Task details: Locate the line with "What text is on this page?" in the material. Copy that line and each one after it, through the last, exactly and with nothing else.

Entries shown:
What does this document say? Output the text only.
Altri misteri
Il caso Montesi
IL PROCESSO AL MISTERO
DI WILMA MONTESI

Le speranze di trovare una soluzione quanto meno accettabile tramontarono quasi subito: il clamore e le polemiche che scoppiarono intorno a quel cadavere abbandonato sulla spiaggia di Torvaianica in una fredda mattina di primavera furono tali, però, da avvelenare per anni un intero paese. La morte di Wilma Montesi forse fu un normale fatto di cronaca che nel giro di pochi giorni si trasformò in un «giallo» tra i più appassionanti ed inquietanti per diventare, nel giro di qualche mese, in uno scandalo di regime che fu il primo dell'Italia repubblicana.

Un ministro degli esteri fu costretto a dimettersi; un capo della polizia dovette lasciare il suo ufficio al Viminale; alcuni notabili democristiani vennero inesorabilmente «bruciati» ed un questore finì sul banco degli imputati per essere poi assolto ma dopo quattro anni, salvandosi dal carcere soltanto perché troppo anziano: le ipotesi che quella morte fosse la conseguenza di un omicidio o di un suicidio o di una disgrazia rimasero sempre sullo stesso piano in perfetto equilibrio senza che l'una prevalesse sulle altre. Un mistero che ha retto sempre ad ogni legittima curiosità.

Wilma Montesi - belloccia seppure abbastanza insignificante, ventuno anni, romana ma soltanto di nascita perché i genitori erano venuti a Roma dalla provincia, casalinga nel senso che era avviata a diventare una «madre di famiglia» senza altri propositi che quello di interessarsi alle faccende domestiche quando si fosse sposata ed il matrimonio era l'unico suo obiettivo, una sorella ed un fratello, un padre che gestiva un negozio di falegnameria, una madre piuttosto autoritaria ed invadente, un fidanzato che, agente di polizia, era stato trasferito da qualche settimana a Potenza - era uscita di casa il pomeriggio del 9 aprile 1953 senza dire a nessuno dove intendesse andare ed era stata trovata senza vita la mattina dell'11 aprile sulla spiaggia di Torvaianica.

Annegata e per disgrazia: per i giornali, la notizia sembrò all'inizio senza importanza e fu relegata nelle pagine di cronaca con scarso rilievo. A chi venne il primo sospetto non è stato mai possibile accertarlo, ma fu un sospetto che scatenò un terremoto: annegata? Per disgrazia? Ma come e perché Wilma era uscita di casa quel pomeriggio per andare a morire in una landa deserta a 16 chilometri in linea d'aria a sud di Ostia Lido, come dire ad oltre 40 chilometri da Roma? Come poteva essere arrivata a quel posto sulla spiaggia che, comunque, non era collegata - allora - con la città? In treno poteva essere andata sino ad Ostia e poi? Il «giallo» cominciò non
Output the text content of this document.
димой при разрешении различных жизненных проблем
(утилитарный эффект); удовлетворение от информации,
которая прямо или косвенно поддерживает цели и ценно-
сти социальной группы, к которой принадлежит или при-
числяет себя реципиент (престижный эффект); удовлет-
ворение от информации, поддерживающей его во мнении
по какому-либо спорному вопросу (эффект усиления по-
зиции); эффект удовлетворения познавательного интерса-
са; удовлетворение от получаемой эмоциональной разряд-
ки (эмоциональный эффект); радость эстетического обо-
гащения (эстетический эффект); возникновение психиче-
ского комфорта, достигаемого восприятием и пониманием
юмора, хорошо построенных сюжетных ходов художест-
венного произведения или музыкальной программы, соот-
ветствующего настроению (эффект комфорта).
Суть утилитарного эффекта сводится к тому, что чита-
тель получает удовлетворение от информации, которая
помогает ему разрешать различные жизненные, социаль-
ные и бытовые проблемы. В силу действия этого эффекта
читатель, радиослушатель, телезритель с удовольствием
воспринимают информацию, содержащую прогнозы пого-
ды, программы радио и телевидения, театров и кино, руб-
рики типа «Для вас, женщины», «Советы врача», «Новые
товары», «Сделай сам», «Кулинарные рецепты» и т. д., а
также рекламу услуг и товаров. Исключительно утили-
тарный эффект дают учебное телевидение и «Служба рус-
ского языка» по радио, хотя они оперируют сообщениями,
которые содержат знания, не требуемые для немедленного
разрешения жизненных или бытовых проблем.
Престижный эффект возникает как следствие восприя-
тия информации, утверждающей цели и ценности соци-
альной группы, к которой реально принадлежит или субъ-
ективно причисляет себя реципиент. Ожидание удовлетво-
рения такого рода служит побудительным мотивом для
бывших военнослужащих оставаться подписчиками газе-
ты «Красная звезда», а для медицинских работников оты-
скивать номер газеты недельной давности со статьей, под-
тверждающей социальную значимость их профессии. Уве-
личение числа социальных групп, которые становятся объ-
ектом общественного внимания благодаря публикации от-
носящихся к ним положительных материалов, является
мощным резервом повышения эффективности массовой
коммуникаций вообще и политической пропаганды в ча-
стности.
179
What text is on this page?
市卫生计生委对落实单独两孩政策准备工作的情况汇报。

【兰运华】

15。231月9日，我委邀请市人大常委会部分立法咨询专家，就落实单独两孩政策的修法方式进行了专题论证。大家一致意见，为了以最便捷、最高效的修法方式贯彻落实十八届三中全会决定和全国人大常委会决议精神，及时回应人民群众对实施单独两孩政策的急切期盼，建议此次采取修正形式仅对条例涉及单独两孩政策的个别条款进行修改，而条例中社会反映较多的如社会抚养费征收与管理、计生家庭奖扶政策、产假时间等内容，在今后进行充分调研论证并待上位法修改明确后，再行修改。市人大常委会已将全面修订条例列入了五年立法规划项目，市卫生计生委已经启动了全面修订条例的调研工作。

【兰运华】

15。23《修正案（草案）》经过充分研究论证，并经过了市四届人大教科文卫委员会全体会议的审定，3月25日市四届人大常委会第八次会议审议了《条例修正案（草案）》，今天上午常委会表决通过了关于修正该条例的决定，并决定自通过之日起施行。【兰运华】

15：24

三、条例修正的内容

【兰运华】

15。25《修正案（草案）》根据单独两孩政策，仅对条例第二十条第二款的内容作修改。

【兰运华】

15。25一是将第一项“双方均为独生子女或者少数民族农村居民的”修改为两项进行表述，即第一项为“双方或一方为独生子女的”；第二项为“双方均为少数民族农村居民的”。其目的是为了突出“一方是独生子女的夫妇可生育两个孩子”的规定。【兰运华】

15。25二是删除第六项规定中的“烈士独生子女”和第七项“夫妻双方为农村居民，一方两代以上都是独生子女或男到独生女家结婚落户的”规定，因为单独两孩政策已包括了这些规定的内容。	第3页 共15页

Reply to the exercise:
What text is on this page?
市卫生计生委对落实单独两孩政策准备工作的情况汇报。

【兰运华】

15。231月9日，我委邀请市人大常委会部分立法咨询专家，就落实单独两孩政策的修法方式进行了专题论证。大家一致意见，为了以最便捷、最高效的修法方式贯彻落实十八届三中全会决定和全国人大常委会决议精神，及时回应人民群众对实施单独两孩政策的急切期盼，建议此次采取修正形式仅对条例涉及单独两孩政策的个别条款进行修改，而条例中社会反映较多的如社会抚养费征收与管理、计生家庭奖扶政策、产假时间等内容，在今后进行充分调研论证并待上位法修改明确后，再行修改。市人大常委会已将全面修订条例列入了五年立法规划项目，市卫生计生委已经启动了全面修订条例的调研工作。

【兰运华】

15。23《修正案（草案）》经过充分研究论证，并经过了市四届人大教科文卫委员会全体会议的审定，3月25日市四届人大常委会第八次会议审议了《条例修正案（草案）》，今天上午常委会表决通过了关于修正该条例的决定，并决定自通过之日起施行。【兰运华】

15：24

三、条例修正的内容

【兰运华】

15。25《修正案（草案）》根据单独两孩政策，仅对条例第二十条第二款的内容作修改。

【兰运华】

15。25一是将第一项“双方均为独生子女或者少数民族农村居民的”修改为两项进行表述，即第一项为“双方或一方为独生子女的”；第二项为“双方均为少数民族农村居民的”。其目的是为了突出“一方是独生子女的夫妇可生育两个孩子”的规定。【兰运华】

15。25二是删除第六项规定中的“烈士独生子女”和第七项“夫妻双方为农村居民，一方两代以上都是独生子女或男到独生女家结婚落户的”规定，因为单独两孩政策已包括了这些规定的内容。	第3页 共15页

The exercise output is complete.